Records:
──────
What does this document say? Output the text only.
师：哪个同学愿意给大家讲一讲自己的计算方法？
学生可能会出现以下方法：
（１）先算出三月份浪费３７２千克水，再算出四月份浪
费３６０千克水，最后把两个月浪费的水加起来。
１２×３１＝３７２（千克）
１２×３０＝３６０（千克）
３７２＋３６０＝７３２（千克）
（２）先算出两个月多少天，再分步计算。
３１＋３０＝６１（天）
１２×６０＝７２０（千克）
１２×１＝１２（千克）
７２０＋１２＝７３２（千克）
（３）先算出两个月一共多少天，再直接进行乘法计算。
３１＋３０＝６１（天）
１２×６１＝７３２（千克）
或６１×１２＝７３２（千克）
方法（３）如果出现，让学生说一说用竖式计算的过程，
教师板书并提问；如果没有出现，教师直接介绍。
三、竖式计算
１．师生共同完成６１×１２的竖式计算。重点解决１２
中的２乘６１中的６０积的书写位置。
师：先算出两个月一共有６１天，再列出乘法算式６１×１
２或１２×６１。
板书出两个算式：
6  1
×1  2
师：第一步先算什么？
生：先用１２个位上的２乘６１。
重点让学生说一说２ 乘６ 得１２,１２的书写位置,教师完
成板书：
──────
▶ _What is being asked_
Extract all of the data shown above without alteration.

▶ _Answer for this exercise_
What does this document say? Output the text only.
师：哪个同学愿意给大家讲一讲自己的计算方法？
学生可能会出现以下方法：
（１）先算出三月份浪费３７２千克水，再算出四月份浪
费３６０千克水，最后把两个月浪费的水加起来。
１２×３１＝３７２（千克）
１２×３０＝３６０（千克）
３７２＋３６０＝７３２（千克）
（２）先算出两个月多少天，再分步计算。
３１＋３０＝６１（天）
１２×６０＝７２０（千克）
１２×１＝１２（千克）
７２０＋１２＝７３２（千克）
（３）先算出两个月一共多少天，再直接进行乘法计算。
３１＋３０＝６１（天）
１２×６１＝７３２（千克）
或６１×１２＝７３２（千克）
方法（３）如果出现，让学生说一说用竖式计算的过程，
教师板书并提问；如果没有出现，教师直接介绍。
三、竖式计算
１．师生共同完成６１×１２的竖式计算。重点解决１２
中的２乘６１中的６０积的书写位置。
师：先算出两个月一共有６１天，再列出乘法算式６１×１
２或１２×６１。
板书出两个算式：
6  1
×1  2
师：第一步先算什么？
生：先用１２个位上的２乘６１。
重点让学生说一说２ 乘６ 得１２,１２的书写位置,教师完
成板书：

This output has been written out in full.